WORK TO BE COMPLETED
Below are some records; give them all again exactly, but not the pictures.

DATA TO USE
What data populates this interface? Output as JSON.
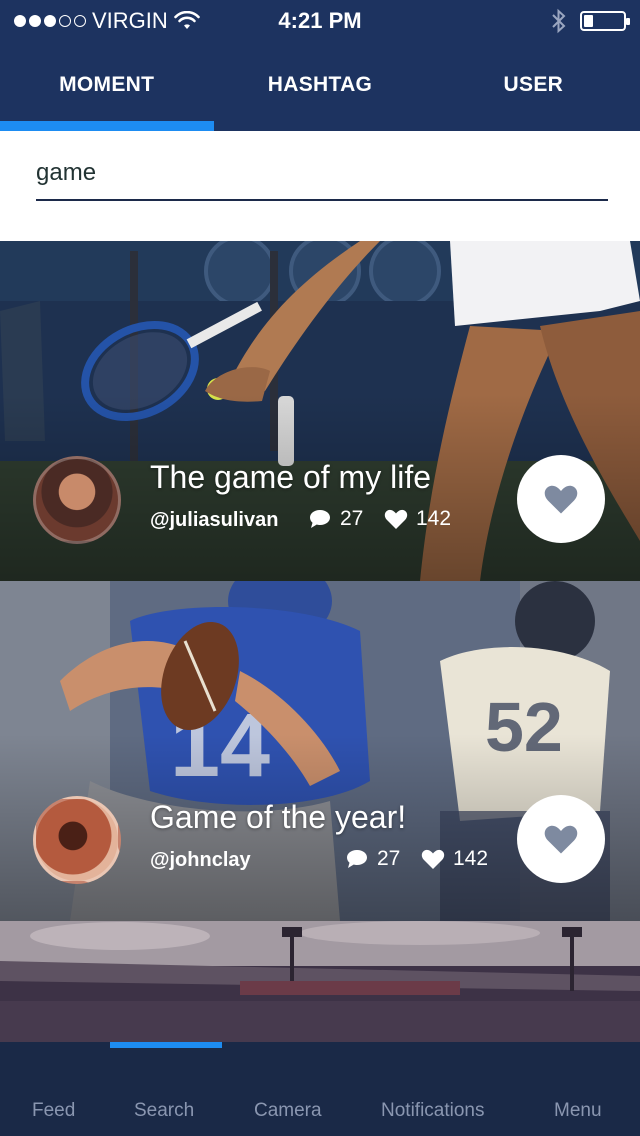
{
  "status_bar": {
    "carrier": "VIRGIN",
    "time": "4:21 PM",
    "signal_dots_filled": 3,
    "signal_dots_total": 5
  },
  "tabs": [
    {
      "label": "MOMENT",
      "active": true
    },
    {
      "label": "HASHTAG",
      "active": false
    },
    {
      "label": "USER",
      "active": false
    }
  ],
  "search": {
    "value": "game",
    "placeholder": ""
  },
  "cards": [
    {
      "title": "The game of my life",
      "user": "@juliasulivan",
      "comments": "27",
      "likes": "142"
    },
    {
      "title": "Game of the year!",
      "user": "@johnclay",
      "comments": "27",
      "likes": "142"
    }
  ],
  "bottom_nav": {
    "items": [
      "Feed",
      "Search",
      "Camera",
      "Notifications",
      "Menu"
    ],
    "active": "Search"
  },
  "colors": {
    "navy": "#1d3360",
    "accent": "#1d8cf2",
    "nav_bg": "#1a2947",
    "nav_text": "#8a96b0"
  }
}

RESULT OF THIS EXERCISE
What data populates this interface? Output as JSON.
{
  "status_bar": {
    "carrier": "VIRGIN",
    "time": "4:21 PM",
    "signal_dots_filled": 3,
    "signal_dots_total": 5
  },
  "tabs": [
    {
      "label": "MOMENT",
      "active": true
    },
    {
      "label": "HASHTAG",
      "active": false
    },
    {
      "label": "USER",
      "active": false
    }
  ],
  "search": {
    "value": "game",
    "placeholder": ""
  },
  "cards": [
    {
      "title": "The game of my life",
      "user": "@juliasulivan",
      "comments": "27",
      "likes": "142"
    },
    {
      "title": "Game of the year!",
      "user": "@johnclay",
      "comments": "27",
      "likes": "142"
    }
  ],
  "bottom_nav": {
    "items": [
      "Feed",
      "Search",
      "Camera",
      "Notifications",
      "Menu"
    ],
    "active": "Search"
  },
  "colors": {
    "navy": "#1d3360",
    "accent": "#1d8cf2",
    "nav_bg": "#1a2947",
    "nav_text": "#8a96b0"
  }
}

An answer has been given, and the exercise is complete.